In the records below, count every line containing "poddaných". Reply with the number only.

Extracted data entries
● ● ● ● ●
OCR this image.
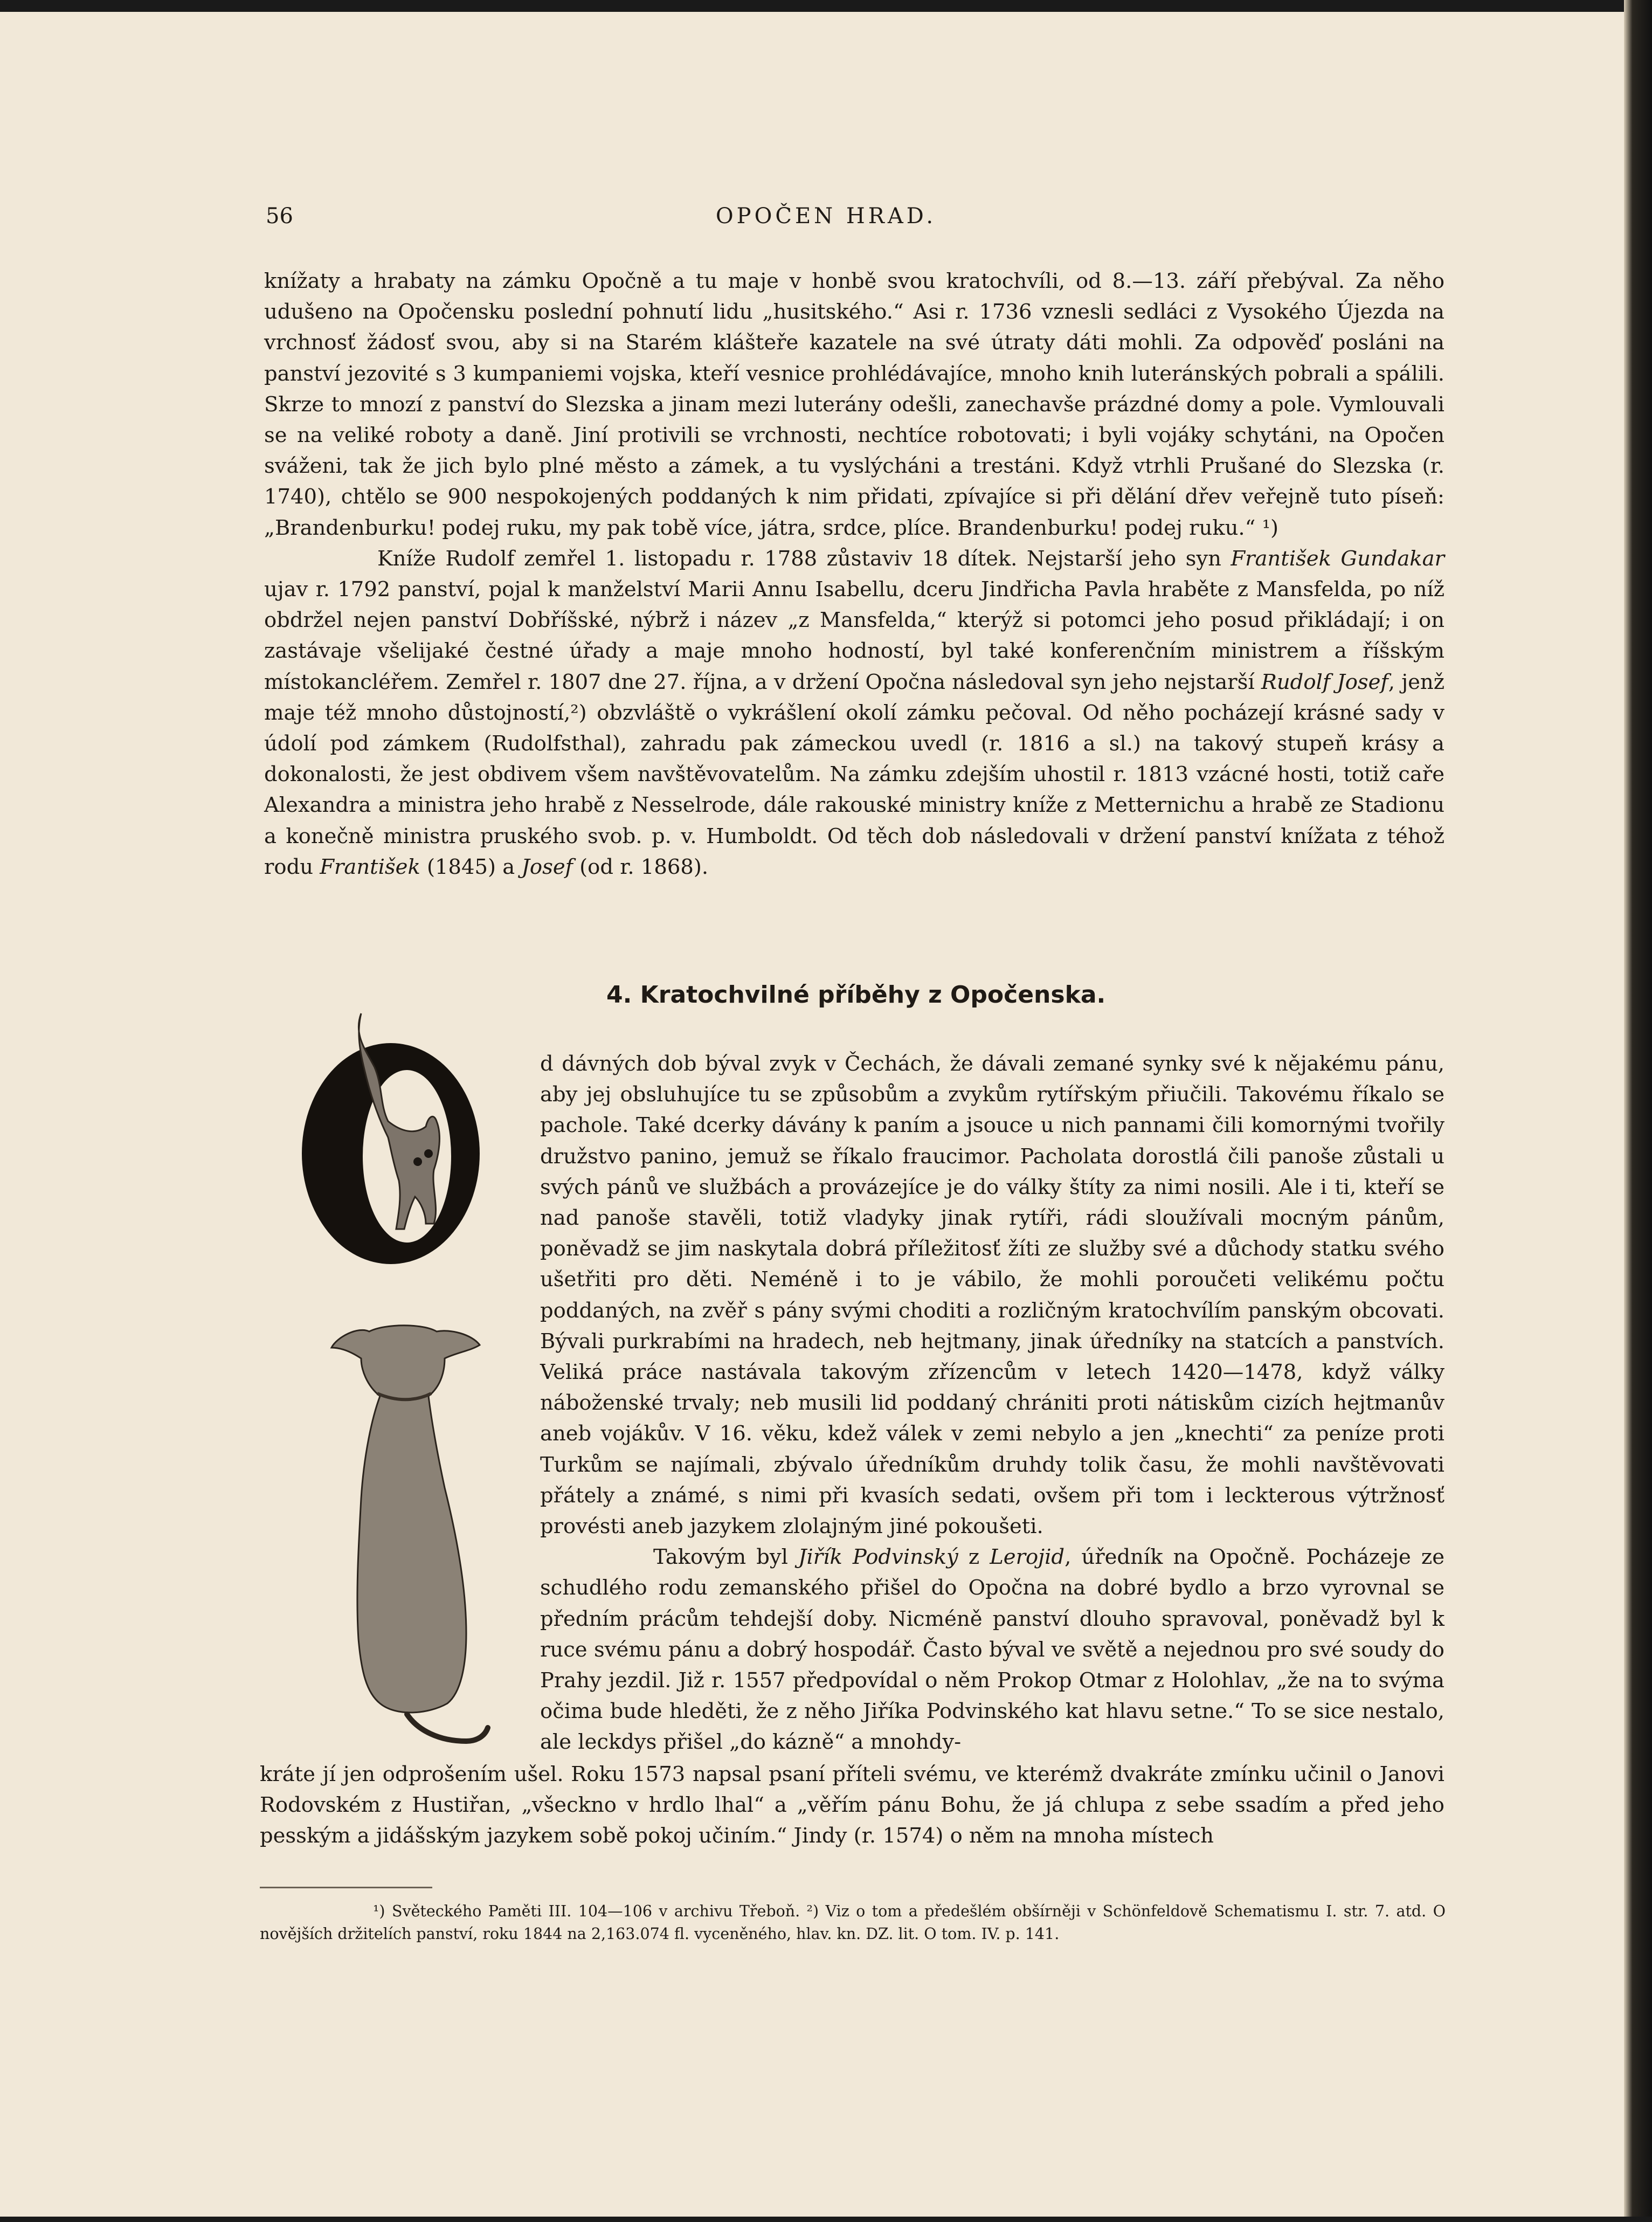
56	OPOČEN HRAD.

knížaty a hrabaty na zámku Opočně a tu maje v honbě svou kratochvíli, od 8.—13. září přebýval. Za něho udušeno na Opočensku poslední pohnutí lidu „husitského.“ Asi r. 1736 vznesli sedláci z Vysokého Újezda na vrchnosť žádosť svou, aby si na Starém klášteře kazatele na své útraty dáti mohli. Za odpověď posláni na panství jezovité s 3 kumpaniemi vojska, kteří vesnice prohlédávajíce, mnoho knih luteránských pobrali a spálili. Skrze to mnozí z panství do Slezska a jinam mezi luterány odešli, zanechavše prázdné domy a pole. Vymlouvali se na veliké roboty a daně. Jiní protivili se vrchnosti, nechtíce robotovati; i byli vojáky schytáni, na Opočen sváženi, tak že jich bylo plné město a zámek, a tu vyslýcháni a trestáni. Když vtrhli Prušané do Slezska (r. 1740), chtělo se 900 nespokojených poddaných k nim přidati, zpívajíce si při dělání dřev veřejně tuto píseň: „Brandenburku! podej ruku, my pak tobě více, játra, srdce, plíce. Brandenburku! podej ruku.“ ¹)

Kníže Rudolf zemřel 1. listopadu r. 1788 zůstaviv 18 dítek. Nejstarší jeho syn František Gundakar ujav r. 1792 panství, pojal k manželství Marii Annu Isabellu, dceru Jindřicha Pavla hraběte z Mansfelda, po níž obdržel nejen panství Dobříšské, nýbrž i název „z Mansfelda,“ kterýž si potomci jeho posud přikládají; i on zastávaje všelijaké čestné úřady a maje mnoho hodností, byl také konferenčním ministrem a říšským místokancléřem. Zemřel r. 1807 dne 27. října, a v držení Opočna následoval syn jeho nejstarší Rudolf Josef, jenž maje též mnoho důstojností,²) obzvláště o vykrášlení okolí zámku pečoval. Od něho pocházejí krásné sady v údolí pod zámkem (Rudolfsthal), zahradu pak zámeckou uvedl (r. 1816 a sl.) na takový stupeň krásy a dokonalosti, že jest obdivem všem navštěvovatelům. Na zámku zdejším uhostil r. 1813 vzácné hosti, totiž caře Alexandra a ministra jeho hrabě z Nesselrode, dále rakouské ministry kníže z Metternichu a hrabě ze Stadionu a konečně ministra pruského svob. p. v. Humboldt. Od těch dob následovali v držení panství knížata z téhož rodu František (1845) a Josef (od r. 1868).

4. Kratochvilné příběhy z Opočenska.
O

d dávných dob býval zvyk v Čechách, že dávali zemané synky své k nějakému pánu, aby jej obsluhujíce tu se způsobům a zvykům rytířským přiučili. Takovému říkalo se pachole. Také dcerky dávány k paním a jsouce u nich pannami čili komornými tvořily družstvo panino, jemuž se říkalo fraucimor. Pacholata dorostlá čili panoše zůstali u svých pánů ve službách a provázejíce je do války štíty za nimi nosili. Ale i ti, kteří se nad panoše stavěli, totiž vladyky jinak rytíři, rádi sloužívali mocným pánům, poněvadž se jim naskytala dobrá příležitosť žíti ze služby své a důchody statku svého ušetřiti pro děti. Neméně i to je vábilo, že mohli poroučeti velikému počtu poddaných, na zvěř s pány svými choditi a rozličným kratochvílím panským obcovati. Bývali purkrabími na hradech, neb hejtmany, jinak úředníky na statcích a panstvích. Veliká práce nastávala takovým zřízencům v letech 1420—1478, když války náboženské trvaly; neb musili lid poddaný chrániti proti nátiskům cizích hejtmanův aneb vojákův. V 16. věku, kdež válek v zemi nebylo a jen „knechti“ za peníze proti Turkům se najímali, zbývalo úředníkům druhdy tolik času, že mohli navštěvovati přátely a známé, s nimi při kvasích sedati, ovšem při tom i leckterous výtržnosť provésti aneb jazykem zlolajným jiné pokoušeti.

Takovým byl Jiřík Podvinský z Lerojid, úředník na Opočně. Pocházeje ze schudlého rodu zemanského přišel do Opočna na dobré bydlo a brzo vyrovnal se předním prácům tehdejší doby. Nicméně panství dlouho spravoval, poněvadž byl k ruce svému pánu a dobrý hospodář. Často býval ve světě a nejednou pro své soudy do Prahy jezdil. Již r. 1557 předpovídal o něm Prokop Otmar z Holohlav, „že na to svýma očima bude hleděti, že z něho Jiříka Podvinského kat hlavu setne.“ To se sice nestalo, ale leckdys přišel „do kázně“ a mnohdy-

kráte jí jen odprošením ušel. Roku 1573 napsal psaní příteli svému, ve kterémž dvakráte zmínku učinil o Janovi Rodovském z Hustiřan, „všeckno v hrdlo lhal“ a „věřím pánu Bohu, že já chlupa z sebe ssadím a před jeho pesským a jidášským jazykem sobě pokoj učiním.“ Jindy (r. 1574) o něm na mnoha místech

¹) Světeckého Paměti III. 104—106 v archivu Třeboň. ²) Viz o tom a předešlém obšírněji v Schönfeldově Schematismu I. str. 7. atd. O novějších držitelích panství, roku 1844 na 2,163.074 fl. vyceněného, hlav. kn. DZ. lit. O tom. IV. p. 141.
● ● ● ● ●
Task result: 2